**What is required:** Can you retype the listing below line for line without changing anything, leaving out the pictures?

**Materials provided:**
++++++++++++++++++++
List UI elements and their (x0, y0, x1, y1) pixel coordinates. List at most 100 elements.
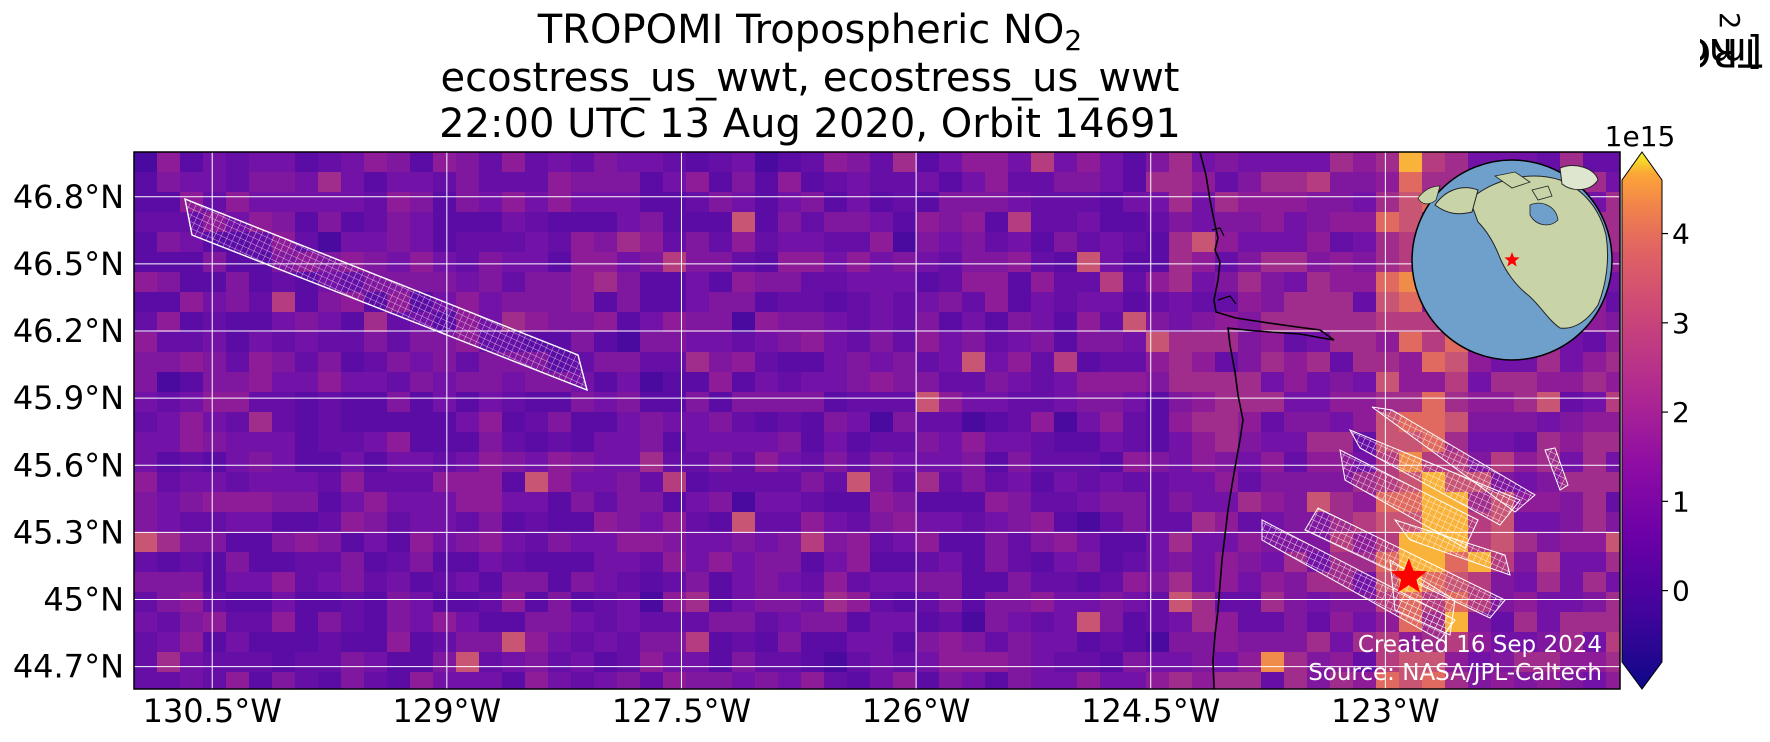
no2-pixel (640, 212, 664, 233)
no2-pixel (1307, 372, 1331, 393)
no2-pixel (663, 672, 687, 689)
no2-pixel (1100, 572, 1124, 593)
no2-pixel (778, 672, 802, 689)
no2-pixel (847, 372, 871, 393)
no2-pixel (594, 212, 618, 233)
no2-pixel (318, 592, 342, 613)
no2-pixel (1583, 332, 1607, 353)
no2-pixel (1054, 672, 1078, 689)
no2-pixel (1054, 412, 1078, 433)
no2-pixel (801, 392, 825, 413)
no2-pixel (594, 672, 618, 689)
no2-pixel (1583, 552, 1607, 573)
no2-pixel (295, 592, 319, 613)
no2-pixel (755, 392, 779, 413)
no2-pixel (1238, 572, 1262, 593)
no2-pixel (433, 152, 457, 173)
no2-pixel (1261, 312, 1285, 333)
no2-pixel (847, 352, 871, 373)
no2-pixel (1123, 472, 1147, 493)
no2-pixel (1077, 392, 1101, 413)
no2-pixel (203, 152, 227, 173)
ecostress-swaths (184, 197, 1569, 641)
no2-pixel (1123, 632, 1147, 653)
no2-pixel (1031, 312, 1055, 333)
no2-pixel (1376, 632, 1400, 653)
no2-pixel (1215, 192, 1239, 213)
no2-pixel (410, 372, 434, 393)
no2-pixel (548, 312, 572, 333)
no2-pixel (893, 252, 917, 273)
no2-pixel (916, 152, 940, 173)
no2-pixel (893, 392, 917, 413)
no2-pixel (1100, 672, 1124, 689)
no2-pixel (180, 352, 204, 373)
no2-pixel (456, 352, 480, 373)
no2-pixel (456, 232, 480, 253)
no2-pixel (456, 272, 480, 293)
no2-pixel (1468, 612, 1492, 633)
no2-pixel (1100, 492, 1124, 513)
no2-pixel (1238, 252, 1262, 273)
no2-pixel (295, 572, 319, 593)
latitude-tick-labels: 46.8°N46.5°N46.2°N45.9°N45.6°N45.3°N45°N… (13, 178, 124, 686)
no2-pixel (709, 152, 733, 173)
no2-pixel (1445, 392, 1469, 413)
no2-pixel (1077, 492, 1101, 513)
no2-pixel (663, 432, 687, 453)
no2-pixel (1123, 592, 1147, 613)
no2-pixel (1330, 292, 1354, 313)
no2-pixel (479, 372, 503, 393)
no2-pixel (640, 532, 664, 553)
no2-pixel (548, 232, 572, 253)
no2-pixel (1606, 152, 1620, 173)
no2-pixel (456, 472, 480, 493)
no2-pixel (640, 512, 664, 533)
no2-pixel (548, 592, 572, 613)
no2-pixel (640, 252, 664, 273)
no2-pixel (617, 472, 641, 493)
no2-pixel (801, 192, 825, 213)
no2-pixel (1077, 332, 1101, 353)
no2-pixel (410, 412, 434, 433)
no2-pixel (1215, 492, 1239, 513)
credit-source: Source: NASA/JPL-Caltech (1308, 660, 1602, 686)
no2-pixel (755, 332, 779, 353)
no2-pixel (1261, 212, 1285, 233)
no2-pixel (1031, 572, 1055, 593)
no2-pixel (1376, 312, 1400, 333)
no2-pixel (985, 592, 1009, 613)
no2-pixel (617, 172, 641, 193)
no2-pixel (962, 292, 986, 313)
no2-pixel (663, 532, 687, 553)
no2-pixel (1169, 212, 1193, 233)
no2-pixel (1054, 632, 1078, 653)
no2-pixel (1376, 352, 1400, 373)
no2-pixel (686, 372, 710, 393)
no2-pixel (1123, 212, 1147, 233)
no2-pixel (364, 632, 388, 653)
no2-pixel (525, 172, 549, 193)
no2-pixel (1215, 632, 1239, 653)
no2-pixel (1077, 192, 1101, 213)
no2-pixel (295, 412, 319, 433)
no2-pixel (134, 472, 158, 493)
no2-pixel (801, 312, 825, 333)
no2-pixel (1514, 512, 1538, 533)
no2-pixel (778, 372, 802, 393)
no2-pixel (1123, 552, 1147, 573)
no2-pixel (1123, 492, 1147, 513)
no2-pixel (1284, 392, 1308, 413)
no2-pixel (778, 152, 802, 173)
no2-pixel (272, 412, 296, 433)
no2-pixel (1123, 412, 1147, 433)
no2-pixel (663, 512, 687, 533)
no2-pixel (433, 452, 457, 473)
no2-pixel (1238, 232, 1262, 253)
no2-pixel (1261, 272, 1285, 293)
no2-pixel (686, 432, 710, 453)
no2-pixel (939, 312, 963, 333)
no2-pixel (364, 332, 388, 353)
no2-pixel (548, 532, 572, 553)
no2-pixel (1169, 432, 1193, 453)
++++++++++++++++++++
**Result for this task:**
List UI elements and their (x0, y0, x1, y1) pixel coordinates. List at most 100 elements.
no2-pixel (640, 212, 664, 233)
no2-pixel (1307, 372, 1331, 393)
no2-pixel (663, 672, 687, 689)
no2-pixel (1100, 572, 1124, 593)
no2-pixel (778, 672, 802, 689)
no2-pixel (847, 372, 871, 393)
no2-pixel (594, 212, 618, 233)
no2-pixel (318, 592, 342, 613)
no2-pixel (1583, 332, 1607, 353)
no2-pixel (1054, 672, 1078, 689)
no2-pixel (1054, 412, 1078, 433)
no2-pixel (801, 392, 825, 413)
no2-pixel (594, 672, 618, 689)
no2-pixel (1583, 552, 1607, 573)
no2-pixel (295, 592, 319, 613)
no2-pixel (755, 392, 779, 413)
no2-pixel (1238, 572, 1262, 593)
no2-pixel (433, 152, 457, 173)
no2-pixel (1261, 312, 1285, 333)
no2-pixel (847, 352, 871, 373)
no2-pixel (1123, 472, 1147, 493)
no2-pixel (1077, 392, 1101, 413)
no2-pixel (203, 152, 227, 173)
ecostress-swaths (184, 197, 1569, 641)
no2-pixel (1123, 632, 1147, 653)
no2-pixel (1031, 312, 1055, 333)
no2-pixel (1376, 632, 1400, 653)
no2-pixel (1215, 192, 1239, 213)
no2-pixel (410, 372, 434, 393)
no2-pixel (548, 312, 572, 333)
no2-pixel (893, 252, 917, 273)
no2-pixel (916, 152, 940, 173)
no2-pixel (893, 392, 917, 413)
no2-pixel (1100, 672, 1124, 689)
no2-pixel (180, 352, 204, 373)
no2-pixel (456, 352, 480, 373)
no2-pixel (456, 232, 480, 253)
no2-pixel (456, 272, 480, 293)
no2-pixel (1468, 612, 1492, 633)
no2-pixel (1100, 492, 1124, 513)
no2-pixel (1238, 252, 1262, 273)
no2-pixel (295, 572, 319, 593)
latitude-tick-labels: 46.8°N46.5°N46.2°N45.9°N45.6°N45.3°N45°N… (13, 178, 124, 686)
no2-pixel (709, 152, 733, 173)
no2-pixel (1445, 392, 1469, 413)
no2-pixel (1077, 492, 1101, 513)
no2-pixel (663, 432, 687, 453)
no2-pixel (1123, 592, 1147, 613)
no2-pixel (1330, 292, 1354, 313)
no2-pixel (479, 372, 503, 393)
no2-pixel (640, 532, 664, 553)
no2-pixel (548, 232, 572, 253)
no2-pixel (1606, 152, 1620, 173)
no2-pixel (456, 472, 480, 493)
no2-pixel (640, 512, 664, 533)
no2-pixel (548, 592, 572, 613)
no2-pixel (640, 252, 664, 273)
no2-pixel (617, 472, 641, 493)
no2-pixel (801, 192, 825, 213)
no2-pixel (1077, 332, 1101, 353)
no2-pixel (410, 412, 434, 433)
no2-pixel (1215, 492, 1239, 513)
credit-source: Source: NASA/JPL-Caltech (1308, 660, 1602, 686)
no2-pixel (755, 332, 779, 353)
no2-pixel (1261, 212, 1285, 233)
no2-pixel (1031, 572, 1055, 593)
no2-pixel (1376, 312, 1400, 333)
no2-pixel (985, 592, 1009, 613)
no2-pixel (617, 172, 641, 193)
no2-pixel (962, 292, 986, 313)
no2-pixel (663, 532, 687, 553)
no2-pixel (1169, 212, 1193, 233)
no2-pixel (1054, 632, 1078, 653)
no2-pixel (1376, 352, 1400, 373)
no2-pixel (686, 372, 710, 393)
no2-pixel (1123, 212, 1147, 233)
no2-pixel (364, 632, 388, 653)
no2-pixel (525, 172, 549, 193)
no2-pixel (1215, 632, 1239, 653)
no2-pixel (1077, 192, 1101, 213)
no2-pixel (295, 412, 319, 433)
no2-pixel (134, 472, 158, 493)
no2-pixel (801, 312, 825, 333)
no2-pixel (1514, 512, 1538, 533)
no2-pixel (778, 372, 802, 393)
no2-pixel (1123, 552, 1147, 573)
no2-pixel (1123, 492, 1147, 513)
no2-pixel (1284, 392, 1308, 413)
no2-pixel (778, 152, 802, 173)
no2-pixel (272, 412, 296, 433)
no2-pixel (1123, 412, 1147, 433)
no2-pixel (663, 512, 687, 533)
no2-pixel (433, 452, 457, 473)
no2-pixel (1238, 232, 1262, 253)
no2-pixel (1261, 272, 1285, 293)
no2-pixel (686, 432, 710, 453)
no2-pixel (939, 312, 963, 333)
no2-pixel (364, 332, 388, 353)
no2-pixel (548, 532, 572, 553)
no2-pixel (1169, 432, 1193, 453)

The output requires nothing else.